* _Task A_: In the RND normalization thread, what range does the project description say the intrinsic reward must be clamped to?
* _Task B_: Retype everything in the RND normalization thread from "However, the linked" down to "and clamped between -5 and 5.", with no changes.

* _Text_:
CS-456: MP1 - RND Normalization

Hello,

I have a question about the normalizations in part 3.4.

The project description states that the states have to be normalized using only a running average and that the intrinsic reward has to be also normalized but this time clamped between -5 and 5.

However, the linked article in the project description [Burda et al., 2018]. seems to state the opposite, namely that the intrinsic reward has to be only normalized with a running average and that it is the next_state that has to be normalized and clamped between -5 and 5.

Which one should we implement ?

Thanks for your help,

Gaston Wolfart

Re: MP1 - RND Normalization

by Lucas Louis Gruaz - Monday, 27 May 2024, 09:28

Hello,

Yes, you are right. This is a mistake we made, but both work fine for the given task. You can implement any of the two options, both will be considered correct.

Best,
Lucas

Re: MP1 - RND Normalization

by Maria Yuffa Meshcheryakova - Monday, 27 May 2024, 13:59

Dear Lucas,

I am slightly confused: aren't we considering states that are much smaller than 5 (from -1.2 to 0.6 and from -0.07 to 0.07) compared to the authors who are exploring different environments?

Thank you in advance for clarification!

Best wishes,

Maria

* _Given entries_:
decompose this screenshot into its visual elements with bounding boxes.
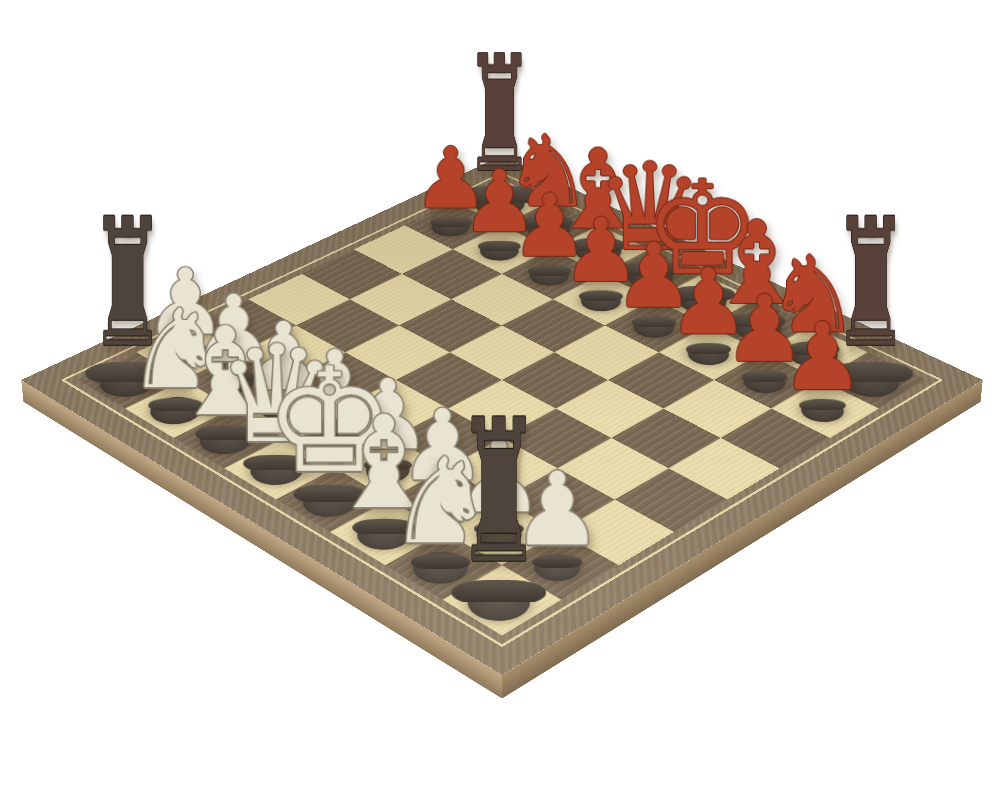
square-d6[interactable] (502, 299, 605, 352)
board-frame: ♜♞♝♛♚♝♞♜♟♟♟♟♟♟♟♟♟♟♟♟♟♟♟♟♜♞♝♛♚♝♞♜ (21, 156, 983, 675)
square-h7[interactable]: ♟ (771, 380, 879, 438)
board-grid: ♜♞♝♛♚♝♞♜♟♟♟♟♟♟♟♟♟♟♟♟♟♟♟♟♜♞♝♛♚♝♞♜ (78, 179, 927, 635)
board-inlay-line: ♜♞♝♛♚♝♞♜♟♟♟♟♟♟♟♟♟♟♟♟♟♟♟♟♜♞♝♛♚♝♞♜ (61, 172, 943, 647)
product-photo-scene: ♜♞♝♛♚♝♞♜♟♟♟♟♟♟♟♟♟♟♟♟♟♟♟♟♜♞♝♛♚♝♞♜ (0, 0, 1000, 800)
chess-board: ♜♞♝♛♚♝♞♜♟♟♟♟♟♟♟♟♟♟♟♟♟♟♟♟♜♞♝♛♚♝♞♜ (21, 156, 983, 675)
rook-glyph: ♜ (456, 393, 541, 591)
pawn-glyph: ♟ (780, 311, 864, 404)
==
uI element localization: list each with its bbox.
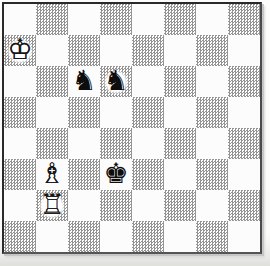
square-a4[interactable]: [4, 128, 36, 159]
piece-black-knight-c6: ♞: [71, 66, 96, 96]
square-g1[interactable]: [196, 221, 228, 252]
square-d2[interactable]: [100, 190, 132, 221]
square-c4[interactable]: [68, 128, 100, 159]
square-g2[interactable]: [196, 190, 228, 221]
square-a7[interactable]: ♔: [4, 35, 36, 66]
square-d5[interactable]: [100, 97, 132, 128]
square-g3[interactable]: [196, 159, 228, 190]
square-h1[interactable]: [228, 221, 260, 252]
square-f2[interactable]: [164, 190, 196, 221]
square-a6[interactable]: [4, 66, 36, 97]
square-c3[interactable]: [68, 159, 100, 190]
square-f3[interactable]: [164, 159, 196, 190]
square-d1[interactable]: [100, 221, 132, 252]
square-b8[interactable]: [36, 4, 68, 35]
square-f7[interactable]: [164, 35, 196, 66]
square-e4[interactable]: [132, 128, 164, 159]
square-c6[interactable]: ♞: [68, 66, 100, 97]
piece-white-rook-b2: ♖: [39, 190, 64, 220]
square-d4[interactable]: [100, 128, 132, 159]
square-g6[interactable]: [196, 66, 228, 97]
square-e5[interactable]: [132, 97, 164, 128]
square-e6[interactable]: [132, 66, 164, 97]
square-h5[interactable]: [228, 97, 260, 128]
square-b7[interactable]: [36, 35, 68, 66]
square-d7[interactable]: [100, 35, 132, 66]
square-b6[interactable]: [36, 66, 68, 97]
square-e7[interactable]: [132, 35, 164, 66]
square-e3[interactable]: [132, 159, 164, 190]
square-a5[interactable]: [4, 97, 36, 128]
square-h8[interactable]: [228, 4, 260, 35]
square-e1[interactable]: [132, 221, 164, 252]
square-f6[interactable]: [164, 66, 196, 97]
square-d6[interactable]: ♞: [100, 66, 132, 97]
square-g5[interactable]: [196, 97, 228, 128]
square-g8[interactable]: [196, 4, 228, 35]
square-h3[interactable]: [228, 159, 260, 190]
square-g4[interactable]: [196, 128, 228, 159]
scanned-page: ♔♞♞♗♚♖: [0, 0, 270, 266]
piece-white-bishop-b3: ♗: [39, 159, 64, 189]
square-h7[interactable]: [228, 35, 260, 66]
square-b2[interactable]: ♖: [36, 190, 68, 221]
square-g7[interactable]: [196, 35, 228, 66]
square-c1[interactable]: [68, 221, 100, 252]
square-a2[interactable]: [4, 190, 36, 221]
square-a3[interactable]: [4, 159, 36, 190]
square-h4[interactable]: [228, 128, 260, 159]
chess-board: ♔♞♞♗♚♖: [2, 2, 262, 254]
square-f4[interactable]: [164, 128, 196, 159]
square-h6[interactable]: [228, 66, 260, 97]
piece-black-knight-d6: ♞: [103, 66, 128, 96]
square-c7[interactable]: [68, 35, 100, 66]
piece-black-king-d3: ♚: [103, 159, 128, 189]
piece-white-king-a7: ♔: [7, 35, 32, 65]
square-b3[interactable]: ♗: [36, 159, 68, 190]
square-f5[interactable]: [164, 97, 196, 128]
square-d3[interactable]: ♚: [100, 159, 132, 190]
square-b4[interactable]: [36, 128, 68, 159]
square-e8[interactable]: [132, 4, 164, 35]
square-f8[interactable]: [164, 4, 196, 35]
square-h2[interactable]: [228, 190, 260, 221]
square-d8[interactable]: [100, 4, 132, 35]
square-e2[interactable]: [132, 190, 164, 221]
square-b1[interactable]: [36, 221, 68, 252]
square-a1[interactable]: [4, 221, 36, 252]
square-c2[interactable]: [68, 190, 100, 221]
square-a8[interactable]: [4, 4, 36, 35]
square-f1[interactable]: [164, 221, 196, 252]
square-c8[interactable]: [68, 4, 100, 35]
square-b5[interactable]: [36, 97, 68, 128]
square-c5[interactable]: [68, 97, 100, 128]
...
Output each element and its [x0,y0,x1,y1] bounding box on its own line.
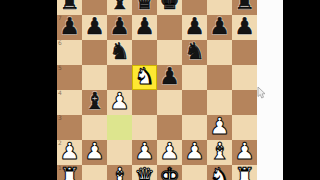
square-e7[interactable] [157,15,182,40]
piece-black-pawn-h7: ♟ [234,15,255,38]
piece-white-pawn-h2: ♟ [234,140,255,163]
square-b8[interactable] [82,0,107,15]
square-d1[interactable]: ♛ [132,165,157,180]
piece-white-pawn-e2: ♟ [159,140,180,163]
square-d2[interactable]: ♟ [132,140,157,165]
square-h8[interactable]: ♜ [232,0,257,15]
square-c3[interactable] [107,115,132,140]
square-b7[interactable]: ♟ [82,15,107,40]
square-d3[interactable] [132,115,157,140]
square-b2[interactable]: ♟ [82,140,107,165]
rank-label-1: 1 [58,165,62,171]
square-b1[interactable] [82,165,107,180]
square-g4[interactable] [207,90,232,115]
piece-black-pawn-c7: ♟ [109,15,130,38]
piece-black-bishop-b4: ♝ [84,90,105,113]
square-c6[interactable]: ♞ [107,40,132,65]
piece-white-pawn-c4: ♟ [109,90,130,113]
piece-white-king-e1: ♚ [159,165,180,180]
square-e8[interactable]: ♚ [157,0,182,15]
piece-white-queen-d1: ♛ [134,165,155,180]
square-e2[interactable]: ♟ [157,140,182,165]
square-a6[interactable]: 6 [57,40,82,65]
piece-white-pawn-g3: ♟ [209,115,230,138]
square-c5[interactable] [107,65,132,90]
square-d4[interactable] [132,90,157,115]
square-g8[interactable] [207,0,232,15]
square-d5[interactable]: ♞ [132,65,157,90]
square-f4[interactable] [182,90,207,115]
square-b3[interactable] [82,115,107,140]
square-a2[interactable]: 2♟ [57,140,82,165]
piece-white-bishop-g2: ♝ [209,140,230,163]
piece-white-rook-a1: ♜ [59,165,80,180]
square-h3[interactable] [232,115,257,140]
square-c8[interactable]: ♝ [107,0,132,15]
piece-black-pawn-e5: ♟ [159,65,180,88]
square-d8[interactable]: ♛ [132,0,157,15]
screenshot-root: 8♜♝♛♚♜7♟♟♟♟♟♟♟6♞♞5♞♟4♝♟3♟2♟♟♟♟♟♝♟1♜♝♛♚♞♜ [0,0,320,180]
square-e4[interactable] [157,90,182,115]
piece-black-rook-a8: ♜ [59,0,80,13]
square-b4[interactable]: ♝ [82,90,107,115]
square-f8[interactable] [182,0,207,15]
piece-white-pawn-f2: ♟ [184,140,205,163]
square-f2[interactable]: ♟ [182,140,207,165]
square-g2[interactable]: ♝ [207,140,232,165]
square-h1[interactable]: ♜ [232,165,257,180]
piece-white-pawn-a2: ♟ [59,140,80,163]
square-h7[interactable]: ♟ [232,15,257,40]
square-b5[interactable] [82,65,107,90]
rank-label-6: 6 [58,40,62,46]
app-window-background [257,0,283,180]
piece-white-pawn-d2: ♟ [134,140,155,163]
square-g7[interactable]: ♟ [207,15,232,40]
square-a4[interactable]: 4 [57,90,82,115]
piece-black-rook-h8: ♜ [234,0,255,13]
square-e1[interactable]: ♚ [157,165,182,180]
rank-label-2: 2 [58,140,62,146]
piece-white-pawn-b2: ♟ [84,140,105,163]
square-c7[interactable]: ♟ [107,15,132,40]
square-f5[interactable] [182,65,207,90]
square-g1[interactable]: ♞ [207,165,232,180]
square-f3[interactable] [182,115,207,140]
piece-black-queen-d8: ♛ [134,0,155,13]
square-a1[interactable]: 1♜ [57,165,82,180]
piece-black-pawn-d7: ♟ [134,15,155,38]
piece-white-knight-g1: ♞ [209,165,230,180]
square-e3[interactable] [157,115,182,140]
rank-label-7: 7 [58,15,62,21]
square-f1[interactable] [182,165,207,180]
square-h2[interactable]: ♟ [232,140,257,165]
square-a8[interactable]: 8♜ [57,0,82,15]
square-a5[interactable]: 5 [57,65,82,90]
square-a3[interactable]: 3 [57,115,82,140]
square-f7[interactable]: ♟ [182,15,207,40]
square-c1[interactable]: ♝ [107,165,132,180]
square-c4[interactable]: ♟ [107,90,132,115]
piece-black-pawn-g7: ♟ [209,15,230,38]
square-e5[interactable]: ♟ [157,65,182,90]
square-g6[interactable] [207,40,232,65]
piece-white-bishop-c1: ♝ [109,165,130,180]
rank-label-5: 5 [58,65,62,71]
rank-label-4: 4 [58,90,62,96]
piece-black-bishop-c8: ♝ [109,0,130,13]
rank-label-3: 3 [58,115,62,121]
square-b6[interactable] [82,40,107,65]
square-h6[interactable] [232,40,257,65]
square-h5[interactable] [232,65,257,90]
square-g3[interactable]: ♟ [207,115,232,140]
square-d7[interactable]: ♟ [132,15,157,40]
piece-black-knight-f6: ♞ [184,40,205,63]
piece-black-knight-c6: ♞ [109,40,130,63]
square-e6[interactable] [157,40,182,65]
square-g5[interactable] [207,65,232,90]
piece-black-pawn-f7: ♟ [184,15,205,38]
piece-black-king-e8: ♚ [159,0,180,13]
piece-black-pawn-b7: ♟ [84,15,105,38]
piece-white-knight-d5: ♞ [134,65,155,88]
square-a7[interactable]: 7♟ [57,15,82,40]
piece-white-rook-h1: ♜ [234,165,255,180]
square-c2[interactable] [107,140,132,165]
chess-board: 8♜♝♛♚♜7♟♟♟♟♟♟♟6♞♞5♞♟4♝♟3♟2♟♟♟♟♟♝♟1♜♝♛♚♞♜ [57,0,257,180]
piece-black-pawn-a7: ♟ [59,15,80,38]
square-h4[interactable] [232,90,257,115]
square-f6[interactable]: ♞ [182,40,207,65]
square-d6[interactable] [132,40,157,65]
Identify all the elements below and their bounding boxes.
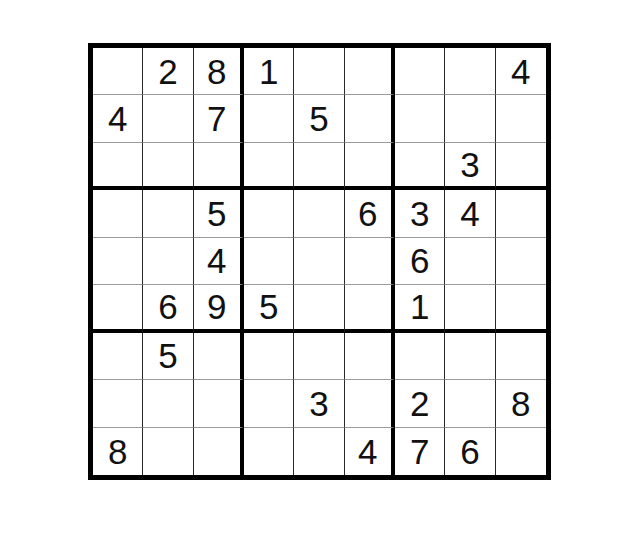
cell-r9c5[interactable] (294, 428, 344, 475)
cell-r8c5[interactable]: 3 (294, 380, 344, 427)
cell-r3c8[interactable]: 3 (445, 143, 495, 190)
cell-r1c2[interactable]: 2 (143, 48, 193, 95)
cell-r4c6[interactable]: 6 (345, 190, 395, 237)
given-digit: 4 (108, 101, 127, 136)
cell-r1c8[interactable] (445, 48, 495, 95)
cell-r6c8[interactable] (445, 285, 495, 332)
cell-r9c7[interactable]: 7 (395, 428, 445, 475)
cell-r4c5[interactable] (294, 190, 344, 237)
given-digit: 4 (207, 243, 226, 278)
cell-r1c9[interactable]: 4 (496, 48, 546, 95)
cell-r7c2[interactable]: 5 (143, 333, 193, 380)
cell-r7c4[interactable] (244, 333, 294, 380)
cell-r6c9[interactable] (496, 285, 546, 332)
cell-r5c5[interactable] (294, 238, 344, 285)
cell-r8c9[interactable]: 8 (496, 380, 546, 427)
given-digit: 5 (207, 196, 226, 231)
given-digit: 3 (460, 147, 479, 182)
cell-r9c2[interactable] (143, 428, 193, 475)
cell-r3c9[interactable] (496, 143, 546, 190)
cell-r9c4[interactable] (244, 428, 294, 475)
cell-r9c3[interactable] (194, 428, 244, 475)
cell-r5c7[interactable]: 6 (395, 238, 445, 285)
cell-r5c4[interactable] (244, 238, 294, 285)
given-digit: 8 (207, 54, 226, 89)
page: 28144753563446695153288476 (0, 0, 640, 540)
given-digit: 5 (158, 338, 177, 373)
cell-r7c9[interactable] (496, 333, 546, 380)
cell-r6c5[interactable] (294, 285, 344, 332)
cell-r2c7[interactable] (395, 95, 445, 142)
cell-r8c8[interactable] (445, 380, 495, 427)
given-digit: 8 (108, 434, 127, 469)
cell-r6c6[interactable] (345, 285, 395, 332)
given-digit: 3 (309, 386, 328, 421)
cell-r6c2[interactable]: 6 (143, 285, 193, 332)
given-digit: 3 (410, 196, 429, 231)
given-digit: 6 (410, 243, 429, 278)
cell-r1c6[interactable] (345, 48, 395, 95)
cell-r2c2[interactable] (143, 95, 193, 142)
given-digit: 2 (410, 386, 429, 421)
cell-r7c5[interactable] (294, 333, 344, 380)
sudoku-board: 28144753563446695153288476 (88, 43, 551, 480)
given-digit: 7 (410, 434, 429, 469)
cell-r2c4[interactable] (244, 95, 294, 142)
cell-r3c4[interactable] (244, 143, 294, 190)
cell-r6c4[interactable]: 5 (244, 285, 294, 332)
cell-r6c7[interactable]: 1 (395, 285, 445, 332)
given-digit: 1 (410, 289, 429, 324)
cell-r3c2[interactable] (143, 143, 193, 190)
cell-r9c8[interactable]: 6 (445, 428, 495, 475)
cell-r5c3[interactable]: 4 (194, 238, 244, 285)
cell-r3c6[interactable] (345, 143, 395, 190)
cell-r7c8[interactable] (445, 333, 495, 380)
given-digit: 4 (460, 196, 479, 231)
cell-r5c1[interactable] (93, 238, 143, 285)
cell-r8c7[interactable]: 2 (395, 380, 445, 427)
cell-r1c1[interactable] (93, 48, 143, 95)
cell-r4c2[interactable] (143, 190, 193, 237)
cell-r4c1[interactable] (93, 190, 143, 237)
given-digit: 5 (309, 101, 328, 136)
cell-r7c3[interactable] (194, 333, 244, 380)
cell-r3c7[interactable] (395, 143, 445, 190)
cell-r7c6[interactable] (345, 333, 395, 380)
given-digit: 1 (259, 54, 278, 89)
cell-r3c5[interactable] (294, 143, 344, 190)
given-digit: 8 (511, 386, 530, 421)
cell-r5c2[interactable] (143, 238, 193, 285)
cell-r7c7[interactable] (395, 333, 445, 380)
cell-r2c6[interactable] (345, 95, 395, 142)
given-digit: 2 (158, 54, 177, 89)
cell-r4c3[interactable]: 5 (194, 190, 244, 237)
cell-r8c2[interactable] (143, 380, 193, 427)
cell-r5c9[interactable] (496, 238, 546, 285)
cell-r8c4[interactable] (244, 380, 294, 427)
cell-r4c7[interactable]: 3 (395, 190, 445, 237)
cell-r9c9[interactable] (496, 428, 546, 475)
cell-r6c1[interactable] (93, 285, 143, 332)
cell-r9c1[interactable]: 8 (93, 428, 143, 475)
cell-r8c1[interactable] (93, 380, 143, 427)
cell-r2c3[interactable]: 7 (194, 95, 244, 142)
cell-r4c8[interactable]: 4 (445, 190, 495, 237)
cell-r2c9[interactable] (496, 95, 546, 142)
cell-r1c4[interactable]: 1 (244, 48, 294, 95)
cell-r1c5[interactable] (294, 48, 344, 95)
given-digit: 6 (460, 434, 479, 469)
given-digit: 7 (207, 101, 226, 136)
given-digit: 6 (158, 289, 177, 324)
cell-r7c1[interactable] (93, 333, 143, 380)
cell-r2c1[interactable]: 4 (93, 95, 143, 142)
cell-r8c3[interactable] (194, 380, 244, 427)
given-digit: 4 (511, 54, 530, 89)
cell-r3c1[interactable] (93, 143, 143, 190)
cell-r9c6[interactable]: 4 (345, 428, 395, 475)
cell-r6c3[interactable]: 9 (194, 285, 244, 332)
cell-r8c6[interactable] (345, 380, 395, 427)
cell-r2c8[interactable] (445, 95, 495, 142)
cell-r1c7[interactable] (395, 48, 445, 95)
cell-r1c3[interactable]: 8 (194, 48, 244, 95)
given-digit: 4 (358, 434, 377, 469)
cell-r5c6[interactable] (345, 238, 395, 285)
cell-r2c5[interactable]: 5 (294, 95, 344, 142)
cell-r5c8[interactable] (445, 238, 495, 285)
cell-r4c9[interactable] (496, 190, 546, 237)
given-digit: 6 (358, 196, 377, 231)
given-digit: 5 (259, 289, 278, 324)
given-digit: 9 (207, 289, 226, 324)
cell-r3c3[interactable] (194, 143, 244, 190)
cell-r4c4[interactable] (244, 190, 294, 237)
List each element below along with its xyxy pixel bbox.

* _Result A_: Between -5 and 5.

* _Result B_:
However, the linked article in the project description [Burda et al., 2018]. seems to state the opposite, namely that the intrinsic reward has to be only normalized with a running average and that it is the next_state that has to be normalized and clamped between -5 and 5.